§ **Exercise aim**:
Gather all lines in the entries that include the word "Почему".

§ **Data lines**:
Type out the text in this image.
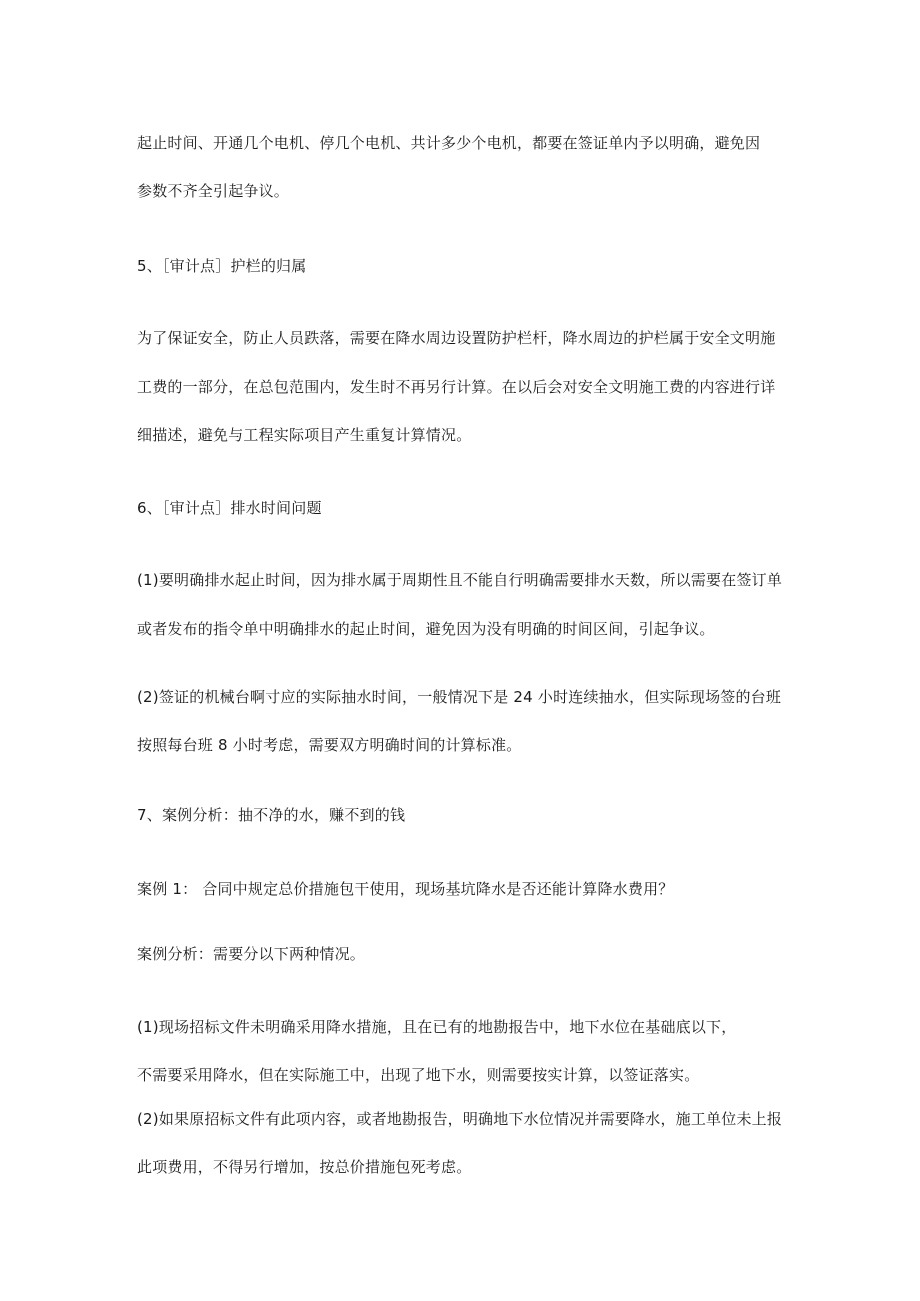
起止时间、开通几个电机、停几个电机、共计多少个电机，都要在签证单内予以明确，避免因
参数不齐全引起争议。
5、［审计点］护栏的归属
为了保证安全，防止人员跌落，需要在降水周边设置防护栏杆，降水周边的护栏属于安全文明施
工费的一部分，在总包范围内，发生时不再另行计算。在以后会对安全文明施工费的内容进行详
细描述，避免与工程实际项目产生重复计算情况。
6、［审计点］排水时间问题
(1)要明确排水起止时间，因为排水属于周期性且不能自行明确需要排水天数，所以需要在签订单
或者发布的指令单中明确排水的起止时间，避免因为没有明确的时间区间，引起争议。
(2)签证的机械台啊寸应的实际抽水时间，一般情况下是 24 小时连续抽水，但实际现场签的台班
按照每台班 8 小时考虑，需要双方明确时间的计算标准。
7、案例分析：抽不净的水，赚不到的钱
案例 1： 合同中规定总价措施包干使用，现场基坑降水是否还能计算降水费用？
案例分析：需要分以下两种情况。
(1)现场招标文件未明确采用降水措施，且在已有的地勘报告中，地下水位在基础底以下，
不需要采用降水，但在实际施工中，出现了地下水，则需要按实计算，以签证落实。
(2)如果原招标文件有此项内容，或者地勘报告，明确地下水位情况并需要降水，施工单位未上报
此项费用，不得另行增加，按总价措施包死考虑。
==
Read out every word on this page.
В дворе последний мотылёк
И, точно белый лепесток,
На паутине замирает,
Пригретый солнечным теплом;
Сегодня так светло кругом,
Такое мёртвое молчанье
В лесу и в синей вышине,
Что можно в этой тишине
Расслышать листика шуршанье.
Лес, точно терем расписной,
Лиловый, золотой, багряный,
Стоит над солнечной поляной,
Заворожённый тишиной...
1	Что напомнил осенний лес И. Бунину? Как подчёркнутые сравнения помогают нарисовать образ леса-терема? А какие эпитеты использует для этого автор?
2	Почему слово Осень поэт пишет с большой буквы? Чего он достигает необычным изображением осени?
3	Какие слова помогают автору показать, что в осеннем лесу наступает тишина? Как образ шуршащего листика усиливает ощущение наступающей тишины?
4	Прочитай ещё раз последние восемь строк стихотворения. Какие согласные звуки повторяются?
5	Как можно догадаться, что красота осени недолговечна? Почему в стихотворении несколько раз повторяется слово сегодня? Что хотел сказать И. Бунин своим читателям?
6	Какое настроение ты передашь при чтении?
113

§ **Solution below**:
2	Почему слово Осень поэт пишет с большой буквы? Чего он достигает необычным изображением осени?
5	Как можно догадаться, что красота осени недолговечна? Почему в стихотворении несколько раз повторяется слово сегодня? Что хотел сказать И. Бунин своим читателям?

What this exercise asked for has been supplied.